*WORK TO BE COMPLETED*: Count, in the entries, the lines with "Zhang". Answer with the number only.
********************
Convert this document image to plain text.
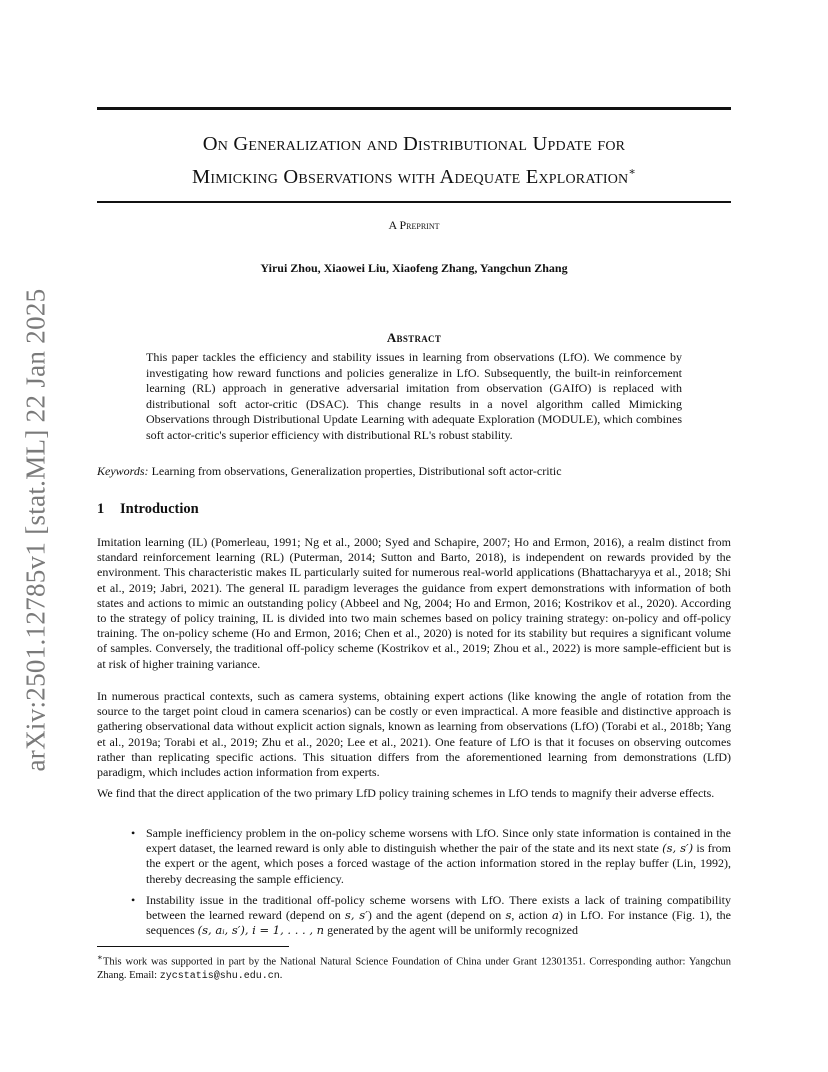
arXiv:2501.12785v1 [stat.ML] 22 Jan 2025
On Generalization and Distributional Update for
Mimicking Observations with Adequate Exploration∗
A Preprint
Yirui Zhou, Xiaowei Liu, Xiaofeng Zhang, Yangchun Zhang
Abstract
This paper tackles the efficiency and stability issues in learning from observations (LfO). We commence by investigating how reward functions and policies generalize in LfO. Subsequently, the built-in reinforcement learning (RL) approach in generative adversarial imitation from observation (GAIfO) is replaced with distributional soft actor-critic (DSAC). This change results in a novel algorithm called Mimicking Observations through Distributional Update Learning with adequate Exploration (MODULE), which combines soft actor-critic's superior efficiency with distributional RL's robust stability.
Keywords: Learning from observations, Generalization properties, Distributional soft actor-critic
1 Introduction
Imitation learning (IL) (Pomerleau, 1991; Ng et al., 2000; Syed and Schapire, 2007; Ho and Ermon, 2016), a realm distinct from standard reinforcement learning (RL) (Puterman, 2014; Sutton and Barto, 2018), is independent on rewards provided by the environment. This characteristic makes IL particularly suited for numerous real-world applications (Bhattacharyya et al., 2018; Shi et al., 2019; Jabri, 2021). The general IL paradigm leverages the guidance from expert demonstrations with information of both states and actions to mimic an outstanding policy (Abbeel and Ng, 2004; Ho and Ermon, 2016; Kostrikov et al., 2020). According to the strategy of policy training, IL is divided into two main schemes based on policy training strategy: on-policy and off-policy training. The on-policy scheme (Ho and Ermon, 2016; Chen et al., 2020) is noted for its stability but requires a significant volume of samples. Conversely, the traditional off-policy scheme (Kostrikov et al., 2019; Zhou et al., 2022) is more sample-efficient but is at risk of higher training variance.
In numerous practical contexts, such as camera systems, obtaining expert actions (like knowing the angle of rotation from the source to the target point cloud in camera scenarios) can be costly or even impractical. A more feasible and distinctive approach is gathering observational data without explicit action signals, known as learning from observations (LfO) (Torabi et al., 2018b; Yang et al., 2019a; Torabi et al., 2019; Zhu et al., 2020; Lee et al., 2021). One feature of LfO is that it focuses on observing outcomes rather than replicating specific actions. This situation differs from the aforementioned learning from demonstrations (LfD) paradigm, which includes action information from experts.
We find that the direct application of the two primary LfD policy training schemes in LfO tends to magnify their adverse effects.
• Sample inefficiency problem in the on-policy scheme worsens with LfO. Since only state information is contained in the expert dataset, the learned reward is only able to distinguish whether the pair of the state and its next state (s, s′) is from the expert or the agent, which poses a forced wastage of the action information stored in the replay buffer (Lin, 1992), thereby decreasing the sample efficiency.
• Instability issue in the traditional off-policy scheme worsens with LfO. There exists a lack of training compatibility between the learned reward (depend on s, s′) and the agent (depend on s, action a) in LfO. For instance (Fig. 1), the sequences (s, aᵢ, s′), i = 1, . . . , n generated by the agent will be uniformly recognized
∗This work was supported in part by the National Natural Science Foundation of China under Grant 12301351. Corresponding author: Yangchun Zhang. Email: zycstatis@shu.edu.cn.
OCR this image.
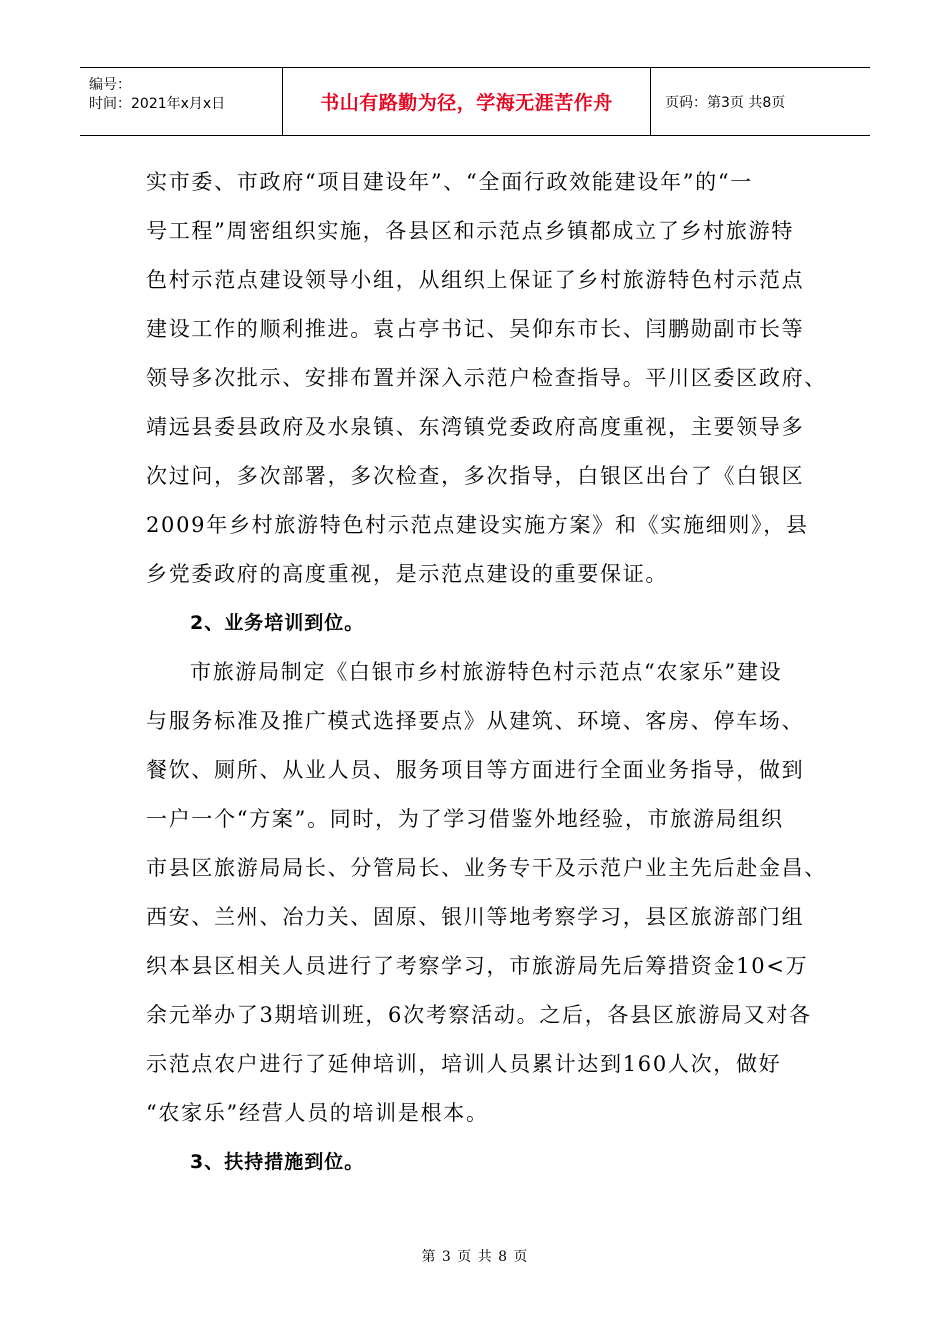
编号：
时间：2021年x月x日	书山有路勤为径，学海无涯苦作舟	页码：第3页 共8页
实市委、市政府“项目建设年”、“全面行政效能建设年”的“一
号工程”周密组织实施，各县区和示范点乡镇都成立了乡村旅游特
色村示范点建设领导小组，从组织上保证了乡村旅游特色村示范点
建设工作的顺利推进。袁占亭书记、吴仰东市长、闫鹏勋副市长等
领导多次批示、安排布置并深入示范户检查指导。平川区委区政府、
靖远县委县政府及水泉镇、东湾镇党委政府高度重视，主要领导多
次过问，多次部署，多次检查，多次指导，白银区出台了《白银区
2009年乡村旅游特色村示范点建设实施方案》和《实施细则》，县
乡党委政府的高度重视，是示范点建设的重要保证。
2、业务培训到位。
市旅游局制定《白银市乡村旅游特色村示范点“农家乐”建设
与服务标准及推广模式选择要点》从建筑、环境、客房、停车场、
餐饮、厕所、从业人员、服务项目等方面进行全面业务指导，做到
一户一个“方案”。同时，为了学习借鉴外地经验，市旅游局组织
市县区旅游局局长、分管局长、业务专干及示范户业主先后赴金昌、
西安、兰州、冶力关、固原、银川等地考察学习，县区旅游部门组
织本县区相关人员进行了考察学习，市旅游局先后筹措资金10<万
余元举办了3期培训班，6次考察活动。之后，各县区旅游局又对各
示范点农户进行了延伸培训，培训人员累计达到160人次，做好
“农家乐”经营人员的培训是根本。
3、扶持措施到位。
第 3 页 共 8 页
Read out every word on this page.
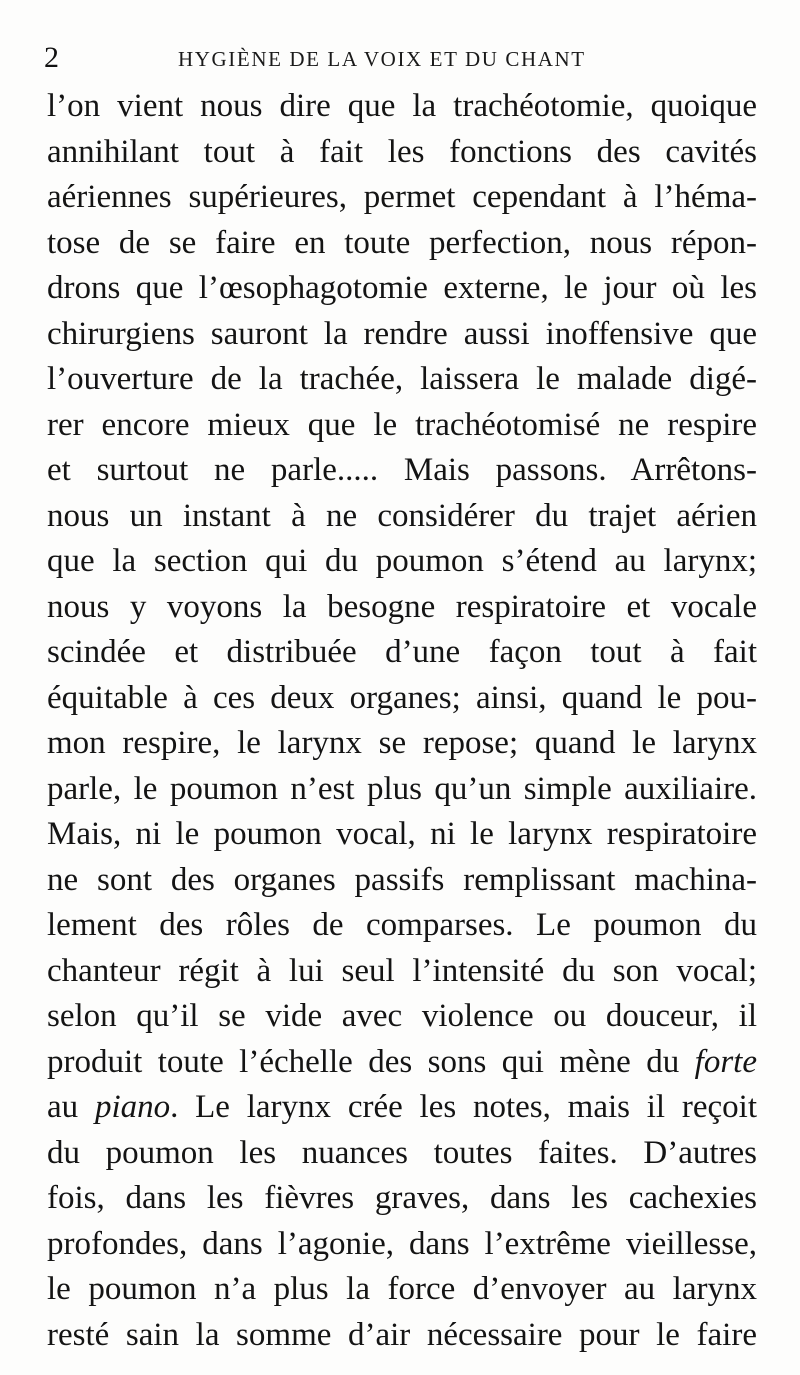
2	HYGIÈNE DE LA VOIX ET DU CHANT
l’on vient nous dire que la trachéotomie, quoique
annihilant tout à fait les fonctions des cavités
aériennes supérieures, permet cependant à l’héma-
tose de se faire en toute perfection, nous répon-
drons que l’œsophagotomie externe, le jour où les
chirurgiens sauront la rendre aussi inoffensive que
l’ouverture de la trachée, laissera le malade digé-
rer encore mieux que le trachéotomisé ne respire
et surtout ne parle..... Mais passons. Arrêtons-
nous un instant à ne considérer du trajet aérien
que la section qui du poumon s’étend au larynx;
nous y voyons la besogne respiratoire et vocale
scindée et distribuée d’une façon tout à fait
équitable à ces deux organes; ainsi, quand le pou-
mon respire, le larynx se repose; quand le larynx
parle, le poumon n’est plus qu’un simple auxiliaire.
Mais, ni le poumon vocal, ni le larynx respiratoire
ne sont des organes passifs remplissant machina-
lement des rôles de comparses. Le poumon du
chanteur régit à lui seul l’intensité du son vocal;
selon qu’il se vide avec violence ou douceur, il
produit toute l’échelle des sons qui mène du forte
au piano. Le larynx crée les notes, mais il reçoit
du poumon les nuances toutes faites. D’autres
fois, dans les fièvres graves, dans les cachexies
profondes, dans l’agonie, dans l’extrême vieillesse,
le poumon n’a plus la force d’envoyer au larynx
resté sain la somme d’air nécessaire pour le faire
********************
*OUTPUT OF THE EXERCISE*: 2